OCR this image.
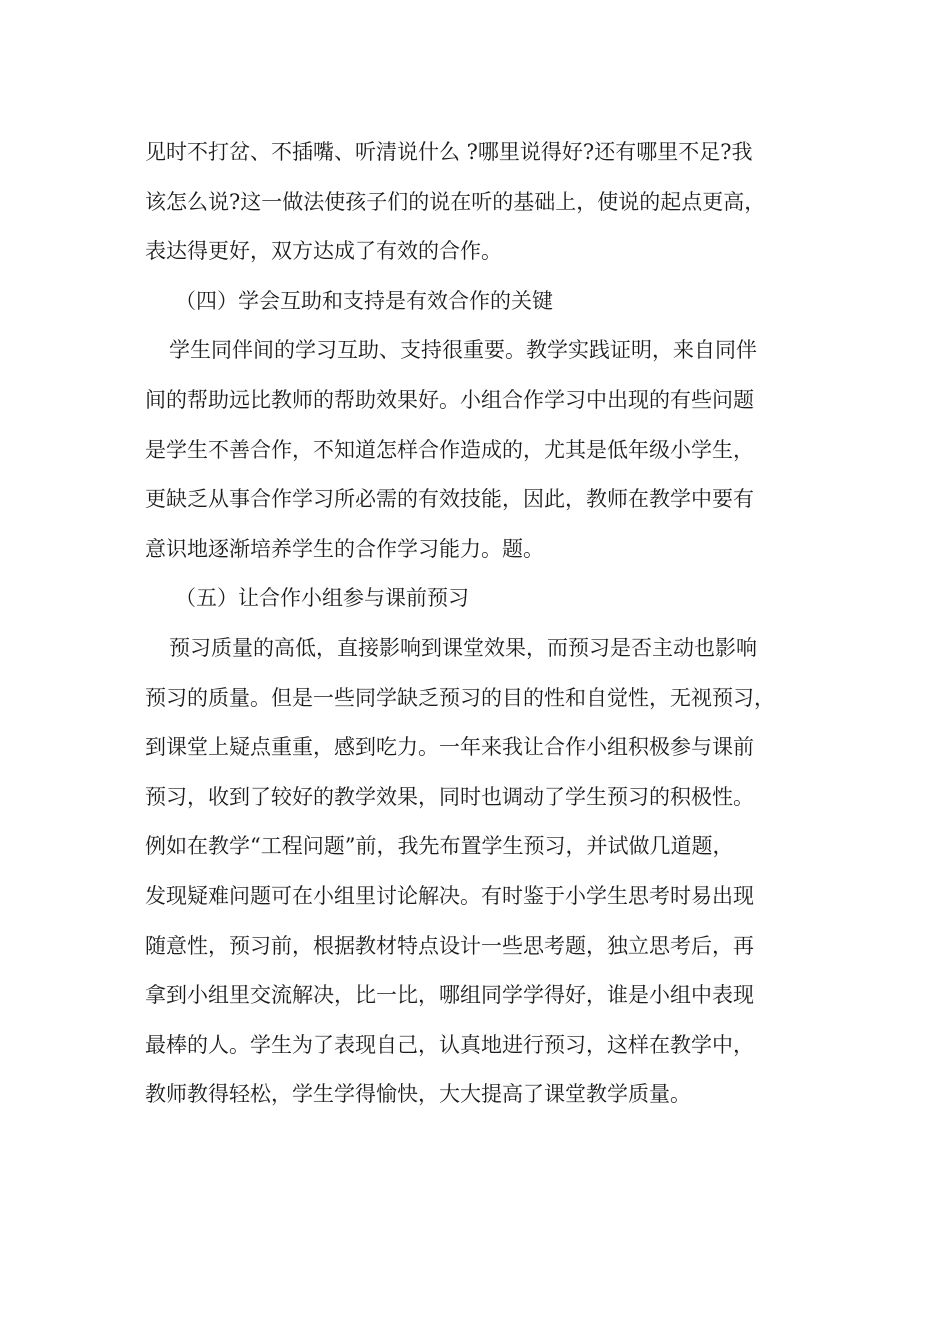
见时不打岔、不插嘴、听清说什么 ?哪里说得好?还有哪里不足?我
该怎么说?这一做法使孩子们的说在听的基础上，使说的起点更高，
表达得更好，双方达成了有效的合作。
（四）学会互助和支持是有效合作的关键
学生同伴间的学习互助、支持很重要。教学实践证明，来自同伴
间的帮助远比教师的帮助效果好。小组合作学习中出现的有些问题
是学生不善合作，不知道怎样合作造成的，尤其是低年级小学生，
更缺乏从事合作学习所必需的有效技能，因此，教师在教学中要有
意识地逐渐培养学生的合作学习能力。题。
（五）让合作小组参与课前预习
预习质量的高低，直接影响到课堂效果，而预习是否主动也影响
预习的质量。但是一些同学缺乏预习的目的性和自觉性，无视预习，
到课堂上疑点重重，感到吃力。一年来我让合作小组积极参与课前
预习，收到了较好的教学效果，同时也调动了学生预习的积极性。
例如在教学“工程问题”前，我先布置学生预习，并试做几道题，
发现疑难问题可在小组里讨论解决。有时鉴于小学生思考时易出现
随意性，预习前，根据教材特点设计一些思考题，独立思考后，再
拿到小组里交流解决，比一比，哪组同学学得好，谁是小组中表现
最棒的人。学生为了表现自己，认真地进行预习，这样在教学中，
教师教得轻松，学生学得愉快，大大提高了课堂教学质量。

**DIRECTIONS**
Return the listing above in full and without alteration, excluding its pictures.

**EXPECTED ANSWER**
OCR this image.
见时不打岔、不插嘴、听清说什么 ?哪里说得好?还有哪里不足?我
该怎么说?这一做法使孩子们的说在听的基础上，使说的起点更高，
表达得更好，双方达成了有效的合作。
（四）学会互助和支持是有效合作的关键
学生同伴间的学习互助、支持很重要。教学实践证明，来自同伴
间的帮助远比教师的帮助效果好。小组合作学习中出现的有些问题
是学生不善合作，不知道怎样合作造成的，尤其是低年级小学生，
更缺乏从事合作学习所必需的有效技能，因此，教师在教学中要有
意识地逐渐培养学生的合作学习能力。题。
（五）让合作小组参与课前预习
预习质量的高低，直接影响到课堂效果，而预习是否主动也影响
预习的质量。但是一些同学缺乏预习的目的性和自觉性，无视预习，
到课堂上疑点重重，感到吃力。一年来我让合作小组积极参与课前
预习，收到了较好的教学效果，同时也调动了学生预习的积极性。
例如在教学“工程问题”前，我先布置学生预习，并试做几道题，
发现疑难问题可在小组里讨论解决。有时鉴于小学生思考时易出现
随意性，预习前，根据教材特点设计一些思考题，独立思考后，再
拿到小组里交流解决，比一比，哪组同学学得好，谁是小组中表现
最棒的人。学生为了表现自己，认真地进行预习，这样在教学中，
教师教得轻松，学生学得愉快，大大提高了课堂教学质量。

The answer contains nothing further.